Task prompt - Restate the records in their entirety, word for word.

— BEGIN Listed records —

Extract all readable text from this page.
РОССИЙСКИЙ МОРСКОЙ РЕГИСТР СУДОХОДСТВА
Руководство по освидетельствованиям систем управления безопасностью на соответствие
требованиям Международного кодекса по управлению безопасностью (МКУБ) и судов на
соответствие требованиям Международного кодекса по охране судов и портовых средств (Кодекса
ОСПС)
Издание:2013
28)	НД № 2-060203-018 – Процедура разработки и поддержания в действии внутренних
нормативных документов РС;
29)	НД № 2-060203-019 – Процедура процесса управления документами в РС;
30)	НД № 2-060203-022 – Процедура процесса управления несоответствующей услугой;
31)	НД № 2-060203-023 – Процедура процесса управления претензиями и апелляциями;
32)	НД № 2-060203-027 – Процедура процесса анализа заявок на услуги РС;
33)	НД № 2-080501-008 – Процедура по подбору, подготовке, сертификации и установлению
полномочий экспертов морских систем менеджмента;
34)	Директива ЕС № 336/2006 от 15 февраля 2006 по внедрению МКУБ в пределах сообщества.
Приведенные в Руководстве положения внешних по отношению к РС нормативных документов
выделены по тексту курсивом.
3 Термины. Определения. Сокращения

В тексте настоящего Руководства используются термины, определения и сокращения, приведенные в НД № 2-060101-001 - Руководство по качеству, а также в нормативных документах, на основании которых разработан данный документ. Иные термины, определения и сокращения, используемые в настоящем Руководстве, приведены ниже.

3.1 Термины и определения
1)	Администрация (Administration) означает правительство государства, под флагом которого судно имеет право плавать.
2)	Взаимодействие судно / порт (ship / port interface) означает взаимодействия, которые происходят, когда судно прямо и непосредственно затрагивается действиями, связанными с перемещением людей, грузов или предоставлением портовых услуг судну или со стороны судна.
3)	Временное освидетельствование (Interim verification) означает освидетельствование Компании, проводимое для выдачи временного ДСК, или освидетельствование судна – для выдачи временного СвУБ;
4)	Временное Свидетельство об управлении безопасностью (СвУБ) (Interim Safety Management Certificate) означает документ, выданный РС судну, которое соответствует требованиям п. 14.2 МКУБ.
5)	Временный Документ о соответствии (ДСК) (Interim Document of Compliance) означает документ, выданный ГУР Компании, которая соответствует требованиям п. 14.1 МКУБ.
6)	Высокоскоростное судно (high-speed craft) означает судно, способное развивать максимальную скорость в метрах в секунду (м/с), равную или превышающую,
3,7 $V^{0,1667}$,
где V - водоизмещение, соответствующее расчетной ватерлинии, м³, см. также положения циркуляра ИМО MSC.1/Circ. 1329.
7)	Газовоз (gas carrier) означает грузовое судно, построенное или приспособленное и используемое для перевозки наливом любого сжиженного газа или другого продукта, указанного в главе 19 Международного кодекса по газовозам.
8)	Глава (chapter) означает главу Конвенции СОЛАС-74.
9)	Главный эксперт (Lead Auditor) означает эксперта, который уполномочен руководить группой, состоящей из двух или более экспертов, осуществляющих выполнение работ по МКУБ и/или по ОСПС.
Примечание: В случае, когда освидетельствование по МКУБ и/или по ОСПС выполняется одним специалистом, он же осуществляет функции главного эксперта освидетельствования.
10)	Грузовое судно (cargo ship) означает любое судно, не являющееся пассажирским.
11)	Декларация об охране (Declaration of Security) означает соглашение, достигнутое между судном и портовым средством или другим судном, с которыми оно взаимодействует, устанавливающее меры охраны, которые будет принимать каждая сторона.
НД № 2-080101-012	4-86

— END Listed records —

Written response -
Extract all readable text from this page.
РОССИЙСКИЙ МОРСКОЙ РЕГИСТР СУДОХОДСТВА
Руководство по освидетельствованиям систем управления безопасностью на соответствие
требованиям Международного кодекса по управлению безопасностью (МКУБ) и судов на
соответствие требованиям Международного кодекса по охране судов и портовых средств (Кодекса
ОСПС)
Издание:2013
28)	НД № 2-060203-018 – Процедура разработки и поддержания в действии внутренних
нормативных документов РС;
29)	НД № 2-060203-019 – Процедура процесса управления документами в РС;
30)	НД № 2-060203-022 – Процедура процесса управления несоответствующей услугой;
31)	НД № 2-060203-023 – Процедура процесса управления претензиями и апелляциями;
32)	НД № 2-060203-027 – Процедура процесса анализа заявок на услуги РС;
33)	НД № 2-080501-008 – Процедура по подбору, подготовке, сертификации и установлению
полномочий экспертов морских систем менеджмента;
34)	Директива ЕС № 336/2006 от 15 февраля 2006 по внедрению МКУБ в пределах сообщества.
Приведенные в Руководстве положения внешних по отношению к РС нормативных документов
выделены по тексту курсивом.
3 Термины. Определения. Сокращения

В тексте настоящего Руководства используются термины, определения и сокращения, приведенные в НД № 2-060101-001 - Руководство по качеству, а также в нормативных документах, на основании которых разработан данный документ. Иные термины, определения и сокращения, используемые в настоящем Руководстве, приведены ниже.

3.1 Термины и определения
1)	Администрация (Administration) означает правительство государства, под флагом которого судно имеет право плавать.
2)	Взаимодействие судно / порт (ship / port interface) означает взаимодействия, которые происходят, когда судно прямо и непосредственно затрагивается действиями, связанными с перемещением людей, грузов или предоставлением портовых услуг судну или со стороны судна.
3)	Временное освидетельствование (Interim verification) означает освидетельствование Компании, проводимое для выдачи временного ДСК, или освидетельствование судна – для выдачи временного СвУБ;
4)	Временное Свидетельство об управлении безопасностью (СвУБ) (Interim Safety Management Certificate) означает документ, выданный РС судну, которое соответствует требованиям п. 14.2 МКУБ.
5)	Временный Документ о соответствии (ДСК) (Interim Document of Compliance) означает документ, выданный ГУР Компании, которая соответствует требованиям п. 14.1 МКУБ.
6)	Высокоскоростное судно (high-speed craft) означает судно, способное развивать максимальную скорость в метрах в секунду (м/с), равную или превышающую,
3,7 $V^{0,1667}$,
где V - водоизмещение, соответствующее расчетной ватерлинии, м³, см. также положения циркуляра ИМО MSC.1/Circ. 1329.
7)	Газовоз (gas carrier) означает грузовое судно, построенное или приспособленное и используемое для перевозки наливом любого сжиженного газа или другого продукта, указанного в главе 19 Международного кодекса по газовозам.
8)	Глава (chapter) означает главу Конвенции СОЛАС-74.
9)	Главный эксперт (Lead Auditor) означает эксперта, который уполномочен руководить группой, состоящей из двух или более экспертов, осуществляющих выполнение работ по МКУБ и/или по ОСПС.
Примечание: В случае, когда освидетельствование по МКУБ и/или по ОСПС выполняется одним специалистом, он же осуществляет функции главного эксперта освидетельствования.
10)	Грузовое судно (cargo ship) означает любое судно, не являющееся пассажирским.
11)	Декларация об охране (Declaration of Security) означает соглашение, достигнутое между судном и портовым средством или другим судном, с которыми оно взаимодействует, устанавливающее меры охраны, которые будет принимать каждая сторона.
НД № 2-080101-012	4-86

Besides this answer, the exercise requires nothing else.